### DOCUMENT SEGMENT
***

Popular Mechanics (South Africa)

HOW STANDARD’S WORMWOOD RYE I S DIFFERENT

-

The herb goes in early

The mash (all rye starts with a mash) is combined with wormwood macerated in a high-proof spirit before distillati­on. Done this way, the grains temper the sharpness of the wormwood.

‘We didn’t want the wormwood to be just there, in your face. We wanted to use it like a bitter in a cocktail, rounding out the flavour of the grain and modifying the final spirit with its huge range of long flavours, so that each sip is different.’

Direct vapour infusion

Standard uses a technique normally employed when making gin: Botanical ingredient­s are placed in a basket in the still above the spirit. The liquid turns to vapour that rises and gets infused with all those botanical flavours, then condenses back into now-delicious liquid. (Making rye, though, Standard uses fresh grains rather than the herbs used in gin-making.)

‘As the last thing the vapour touches before it returns to liquid, this unadultera­ted contact gets you really close to the grain flavours.’

Drop in the wood

At around 115 proof (57.5 ABV), the spirit is transferre­d to stainless-steel tanks and aged by dropping wood staves directly into the tanks.

***

### TASKS TO CARRY OUT
A. In the article on Standard's wormwood rye, at about what proof is the spirit moved into stainless-steel tanks?
B. Pick up the article on Standard's wormwood rye after its last sentence and continue it.

Stored entries:

***

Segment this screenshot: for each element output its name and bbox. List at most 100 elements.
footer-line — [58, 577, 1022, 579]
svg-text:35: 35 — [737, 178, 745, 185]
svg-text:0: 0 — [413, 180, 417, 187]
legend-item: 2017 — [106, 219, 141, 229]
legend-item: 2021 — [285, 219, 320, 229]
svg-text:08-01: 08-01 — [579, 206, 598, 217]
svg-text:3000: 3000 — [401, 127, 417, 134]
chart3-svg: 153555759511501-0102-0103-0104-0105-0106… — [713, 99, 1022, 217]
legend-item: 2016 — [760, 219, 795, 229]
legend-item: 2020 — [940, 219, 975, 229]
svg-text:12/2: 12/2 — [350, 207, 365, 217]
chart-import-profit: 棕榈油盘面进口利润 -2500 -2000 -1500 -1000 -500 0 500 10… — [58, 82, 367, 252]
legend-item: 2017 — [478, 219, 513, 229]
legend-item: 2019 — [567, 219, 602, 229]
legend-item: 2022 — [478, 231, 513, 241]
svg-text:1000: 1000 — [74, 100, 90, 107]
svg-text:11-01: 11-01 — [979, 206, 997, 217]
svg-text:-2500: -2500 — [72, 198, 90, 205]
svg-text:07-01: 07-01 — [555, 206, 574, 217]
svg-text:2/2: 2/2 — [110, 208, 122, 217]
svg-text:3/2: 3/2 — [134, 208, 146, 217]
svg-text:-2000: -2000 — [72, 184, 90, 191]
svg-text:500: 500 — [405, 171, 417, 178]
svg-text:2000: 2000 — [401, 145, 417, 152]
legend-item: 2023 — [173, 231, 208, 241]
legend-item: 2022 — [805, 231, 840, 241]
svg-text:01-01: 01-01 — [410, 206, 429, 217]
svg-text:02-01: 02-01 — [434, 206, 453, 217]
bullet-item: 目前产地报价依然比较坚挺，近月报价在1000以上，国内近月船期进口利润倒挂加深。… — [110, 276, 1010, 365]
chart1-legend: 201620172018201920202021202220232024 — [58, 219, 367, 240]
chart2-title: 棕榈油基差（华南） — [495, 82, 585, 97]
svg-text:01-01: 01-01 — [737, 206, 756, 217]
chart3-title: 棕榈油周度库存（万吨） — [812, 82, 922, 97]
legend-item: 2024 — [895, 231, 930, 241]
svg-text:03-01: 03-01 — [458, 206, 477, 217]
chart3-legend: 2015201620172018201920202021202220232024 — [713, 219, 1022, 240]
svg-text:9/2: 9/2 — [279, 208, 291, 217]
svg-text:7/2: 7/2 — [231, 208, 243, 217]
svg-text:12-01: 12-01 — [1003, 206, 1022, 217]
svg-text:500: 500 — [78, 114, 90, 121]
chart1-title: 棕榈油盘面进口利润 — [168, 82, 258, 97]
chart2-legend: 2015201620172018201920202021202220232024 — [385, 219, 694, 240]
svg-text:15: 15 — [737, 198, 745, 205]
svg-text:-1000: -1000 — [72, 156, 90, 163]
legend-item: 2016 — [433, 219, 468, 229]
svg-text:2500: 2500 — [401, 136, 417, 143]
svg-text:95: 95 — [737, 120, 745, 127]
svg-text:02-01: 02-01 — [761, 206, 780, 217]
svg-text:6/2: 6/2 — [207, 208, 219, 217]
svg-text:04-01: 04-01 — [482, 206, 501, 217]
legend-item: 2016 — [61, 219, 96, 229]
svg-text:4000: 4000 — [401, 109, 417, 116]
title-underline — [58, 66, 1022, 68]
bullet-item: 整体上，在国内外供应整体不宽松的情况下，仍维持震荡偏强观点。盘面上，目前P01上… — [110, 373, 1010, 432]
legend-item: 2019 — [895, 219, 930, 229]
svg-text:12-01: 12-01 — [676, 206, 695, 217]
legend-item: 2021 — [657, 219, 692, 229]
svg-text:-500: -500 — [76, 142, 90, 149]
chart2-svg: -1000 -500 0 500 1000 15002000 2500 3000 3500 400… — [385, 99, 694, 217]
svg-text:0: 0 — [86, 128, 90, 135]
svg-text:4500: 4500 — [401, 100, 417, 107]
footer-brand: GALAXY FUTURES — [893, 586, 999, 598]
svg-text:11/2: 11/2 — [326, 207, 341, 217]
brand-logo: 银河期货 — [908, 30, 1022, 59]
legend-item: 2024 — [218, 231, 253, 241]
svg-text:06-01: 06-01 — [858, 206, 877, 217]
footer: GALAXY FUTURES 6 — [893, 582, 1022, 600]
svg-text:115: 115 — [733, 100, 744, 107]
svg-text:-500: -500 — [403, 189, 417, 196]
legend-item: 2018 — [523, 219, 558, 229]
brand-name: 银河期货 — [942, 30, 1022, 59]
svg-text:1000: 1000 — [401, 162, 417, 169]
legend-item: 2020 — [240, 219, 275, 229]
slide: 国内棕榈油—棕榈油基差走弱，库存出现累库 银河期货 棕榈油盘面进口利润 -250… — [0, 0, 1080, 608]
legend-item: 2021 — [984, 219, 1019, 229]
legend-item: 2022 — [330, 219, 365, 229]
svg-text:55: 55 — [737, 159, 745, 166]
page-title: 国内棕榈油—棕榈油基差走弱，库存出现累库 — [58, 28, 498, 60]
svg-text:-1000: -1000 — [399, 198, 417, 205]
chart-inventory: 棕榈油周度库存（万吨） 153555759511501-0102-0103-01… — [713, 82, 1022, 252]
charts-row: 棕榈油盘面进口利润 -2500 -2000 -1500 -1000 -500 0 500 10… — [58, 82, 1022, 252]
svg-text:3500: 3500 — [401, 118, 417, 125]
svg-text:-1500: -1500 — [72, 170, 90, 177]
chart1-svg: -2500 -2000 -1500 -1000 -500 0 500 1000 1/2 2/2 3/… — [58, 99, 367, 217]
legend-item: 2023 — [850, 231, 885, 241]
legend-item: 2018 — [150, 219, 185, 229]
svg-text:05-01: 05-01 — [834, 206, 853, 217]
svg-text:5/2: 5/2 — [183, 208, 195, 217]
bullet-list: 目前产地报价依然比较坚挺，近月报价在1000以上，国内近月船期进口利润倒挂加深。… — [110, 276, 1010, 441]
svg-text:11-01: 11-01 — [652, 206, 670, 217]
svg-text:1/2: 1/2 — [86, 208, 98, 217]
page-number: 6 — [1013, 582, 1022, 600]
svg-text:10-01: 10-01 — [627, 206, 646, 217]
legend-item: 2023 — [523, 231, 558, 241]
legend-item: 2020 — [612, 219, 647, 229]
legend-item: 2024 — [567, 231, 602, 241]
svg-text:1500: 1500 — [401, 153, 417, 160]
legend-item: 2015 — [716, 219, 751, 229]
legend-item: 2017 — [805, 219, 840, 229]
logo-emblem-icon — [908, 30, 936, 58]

***

### ANSWERS
A. At around 115 proof (57.5 ABV).

B.
‘ This allows us to curate the aging with different oaks and different char levels. So we still get the gradation of char in the depth of the oak, meaning that the flavour range coming off the wood is complex and layered. And the wormwood opens up all those layers by drying out some of the sweetness from the American oak and allowing the deeper char notes to come through.’

#Nofilter

When the spirit is transferre­d to the proofing tank, the distillers allow the sediment to sink to the bottom.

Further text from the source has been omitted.